Pictures are not part of the copy; repeat everything else in the records exactly.

### INFORMATION SUPPLIED
>>

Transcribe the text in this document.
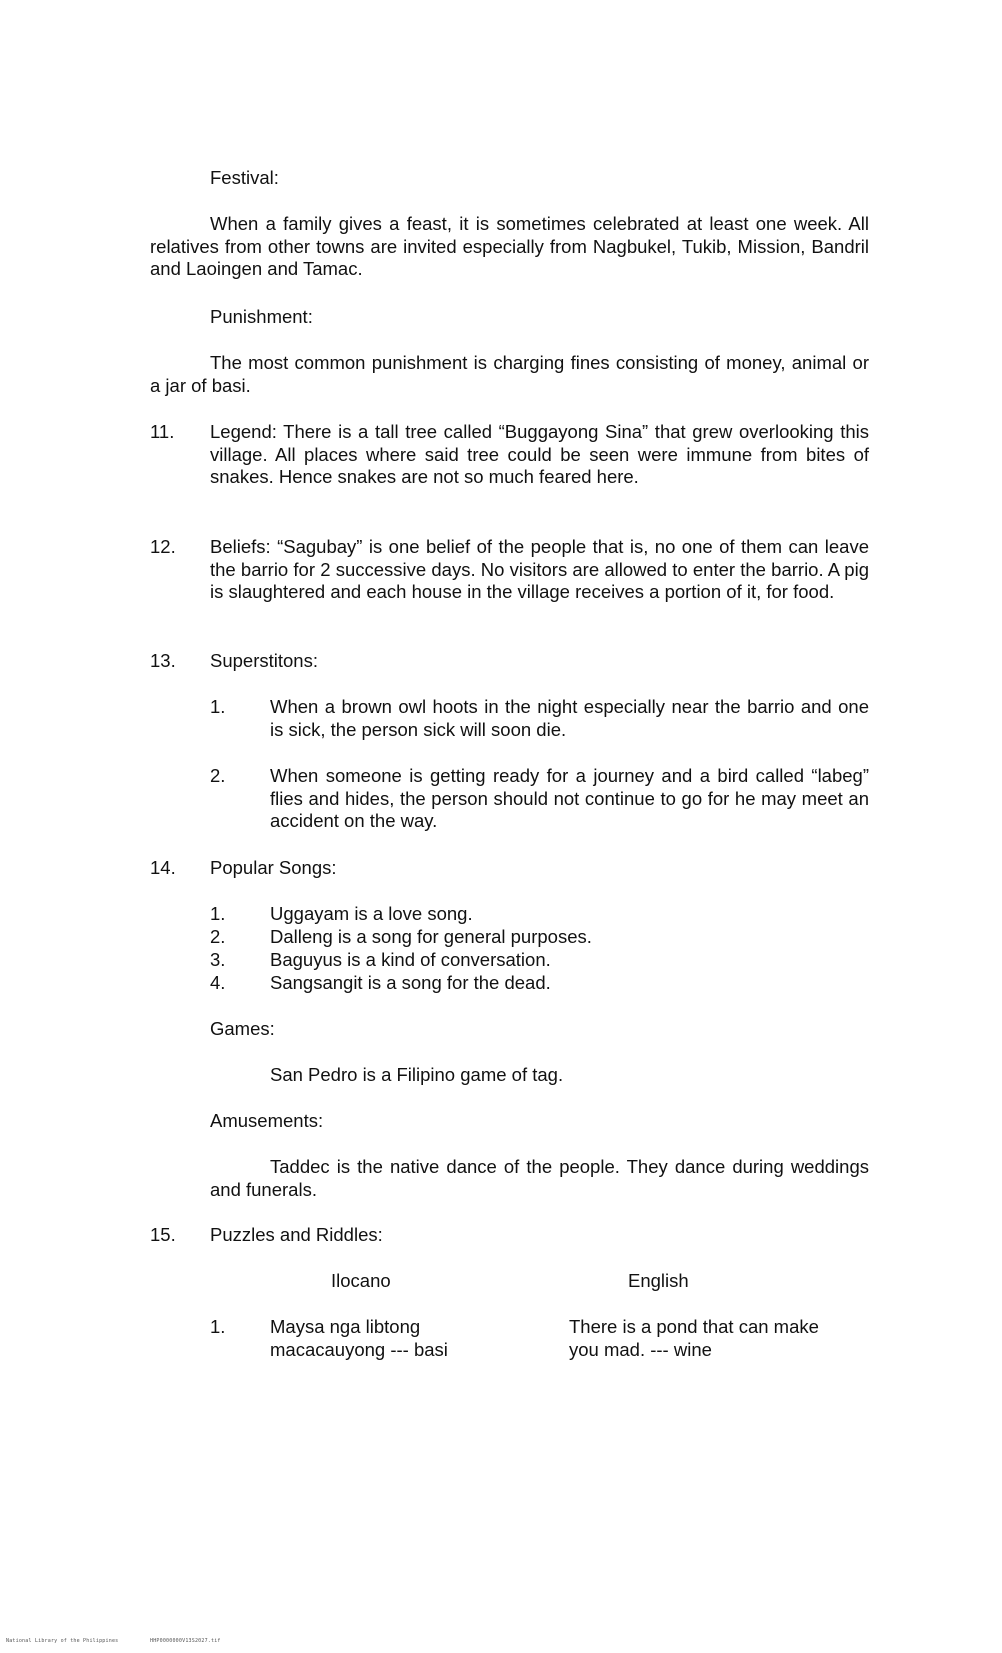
Festival:
When a family gives a feast, it is sometimes celebrated at least one week. All relatives from other towns are invited especially from Nagbukel, Tukib, Mission, Bandril and Laoingen and Tamac.
Punishment:
The most common punishment is charging fines consisting of money, animal or a jar of basi.
11. Legend: There is a tall tree called “Buggayong Sina” that grew overlooking this village. All places where said tree could be seen were immune from bites of snakes. Hence snakes are not so much feared here.
12. Beliefs: “Sagubay” is one belief of the people that is, no one of them can leave the barrio for 2 successive days. No visitors are allowed to enter the barrio. A pig is slaughtered and each house in the village receives a portion of it, for food.
13. Superstitons:
1. When a brown owl hoots in the night especially near the barrio and one is sick, the person sick will soon die.
2. When someone is getting ready for a journey and a bird called “labeg” flies and hides, the person should not continue to go for he may meet an accident on the way.
14. Popular Songs:
1. Uggayam is a love song.
2. Dalleng is a song for general purposes.
3. Baguyus is a kind of conversation.
4. Sangsangit is a song for the dead.
Games:
San Pedro is a Filipino game of tag.
Amusements:
Taddec is the native dance of the people. They dance during weddings and funerals.
15. Puzzles and Riddles:
Ilocano	English
1. Maysa nga libtong
macacauyong --- basi
There is a pond that can make
you mad. --- wine
National Library of the Philippines	HHP0000000V13S2027.tif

<<

### OUTPUT OF THE TASK
Transcribe the text in this document.
Festival:
When a family gives a feast, it is sometimes celebrated at least one week. All relatives from other towns are invited especially from Nagbukel, Tukib, Mission, Bandril and Laoingen and Tamac.
Punishment:
The most common punishment is charging fines consisting of money, animal or a jar of basi.
11. Legend: There is a tall tree called “Buggayong Sina” that grew overlooking this village. All places where said tree could be seen were immune from bites of snakes. Hence snakes are not so much feared here.
12. Beliefs: “Sagubay” is one belief of the people that is, no one of them can leave the barrio for 2 successive days. No visitors are allowed to enter the barrio. A pig is slaughtered and each house in the village receives a portion of it, for food.
13. Superstitons:
1. When a brown owl hoots in the night especially near the barrio and one is sick, the person sick will soon die.
2. When someone is getting ready for a journey and a bird called “labeg” flies and hides, the person should not continue to go for he may meet an accident on the way.
14. Popular Songs:
1. Uggayam is a love song.
2. Dalleng is a song for general purposes.
3. Baguyus is a kind of conversation.
4. Sangsangit is a song for the dead.
Games:
San Pedro is a Filipino game of tag.
Amusements:
Taddec is the native dance of the people. They dance during weddings and funerals.
15. Puzzles and Riddles:
Ilocano	English
1. Maysa nga libtong
macacauyong --- basi
There is a pond that can make
you mad. --- wine
National Library of the Philippines	HHP0000000V13S2027.tif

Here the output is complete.